**Required work:**
The records below must be written out exactly, with every picture left behind.

* Begin *

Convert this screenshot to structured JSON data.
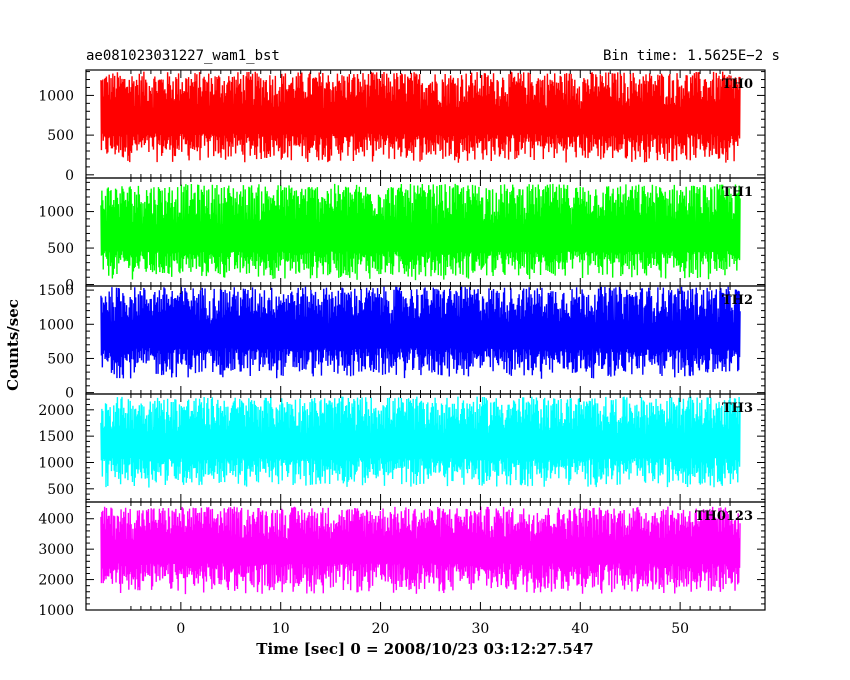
{
  "header": {
    "left_title": "ae081023031227_wam1_bst",
    "right_title": "Bin time: 1.5625E−2 s"
  },
  "chart_data": {
    "type": "line",
    "title": "ae081023031227_wam1_bst",
    "subtitle": "Bin time: 1.5625E−2 s",
    "xlabel": "Time [sec] 0 = 2008/10/23 03:12:27.547",
    "ylabel": "Counts/sec",
    "xlim": [
      -9.5,
      58.5
    ],
    "data_xrange": [
      -8,
      56
    ],
    "x_ticks": [
      0,
      10,
      20,
      30,
      40,
      50
    ],
    "grid": false,
    "legend": "per-panel label at top-right",
    "panels": [
      {
        "name": "TH0",
        "color": "#ff0000",
        "ylim": [
          -40,
          1320
        ],
        "y_ticks": [
          0,
          500,
          1000
        ],
        "baseline": 150,
        "mean": 560,
        "max": 1300
      },
      {
        "name": "TH1",
        "color": "#00ff00",
        "ylim": [
          -20,
          1460
        ],
        "y_ticks": [
          0,
          500,
          1000
        ],
        "baseline": 60,
        "mean": 500,
        "max": 1380
      },
      {
        "name": "TH2",
        "color": "#0000ff",
        "ylim": [
          -20,
          1560
        ],
        "y_ticks": [
          0,
          500,
          1000,
          1500
        ],
        "baseline": 200,
        "mean": 700,
        "max": 1550
      },
      {
        "name": "TH3",
        "color": "#00ffff",
        "ylim": [
          250,
          2300
        ],
        "y_ticks": [
          500,
          1000,
          1500,
          2000
        ],
        "baseline": 520,
        "mean": 1150,
        "max": 2250
      },
      {
        "name": "TH0123",
        "color": "#ff00ff",
        "ylim": [
          1000,
          4550
        ],
        "y_ticks": [
          1000,
          2000,
          3000,
          4000
        ],
        "baseline": 1500,
        "mean": 2650,
        "max": 4400
      }
    ]
  }
}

* End *

**Final result:**
Convert this screenshot to structured JSON data.
{
  "header": {
    "left_title": "ae081023031227_wam1_bst",
    "right_title": "Bin time: 1.5625E−2 s"
  },
  "chart_data": {
    "type": "line",
    "title": "ae081023031227_wam1_bst",
    "subtitle": "Bin time: 1.5625E−2 s",
    "xlabel": "Time [sec] 0 = 2008/10/23 03:12:27.547",
    "ylabel": "Counts/sec",
    "xlim": [
      -9.5,
      58.5
    ],
    "data_xrange": [
      -8,
      56
    ],
    "x_ticks": [
      0,
      10,
      20,
      30,
      40,
      50
    ],
    "grid": false,
    "legend": "per-panel label at top-right",
    "panels": [
      {
        "name": "TH0",
        "color": "#ff0000",
        "ylim": [
          -40,
          1320
        ],
        "y_ticks": [
          0,
          500,
          1000
        ],
        "baseline": 150,
        "mean": 560,
        "max": 1300
      },
      {
        "name": "TH1",
        "color": "#00ff00",
        "ylim": [
          -20,
          1460
        ],
        "y_ticks": [
          0,
          500,
          1000
        ],
        "baseline": 60,
        "mean": 500,
        "max": 1380
      },
      {
        "name": "TH2",
        "color": "#0000ff",
        "ylim": [
          -20,
          1560
        ],
        "y_ticks": [
          0,
          500,
          1000,
          1500
        ],
        "baseline": 200,
        "mean": 700,
        "max": 1550
      },
      {
        "name": "TH3",
        "color": "#00ffff",
        "ylim": [
          250,
          2300
        ],
        "y_ticks": [
          500,
          1000,
          1500,
          2000
        ],
        "baseline": 520,
        "mean": 1150,
        "max": 2250
      },
      {
        "name": "TH0123",
        "color": "#ff00ff",
        "ylim": [
          1000,
          4550
        ],
        "y_ticks": [
          1000,
          2000,
          3000,
          4000
        ],
        "baseline": 1500,
        "mean": 2650,
        "max": 4400
      }
    ]
  }
}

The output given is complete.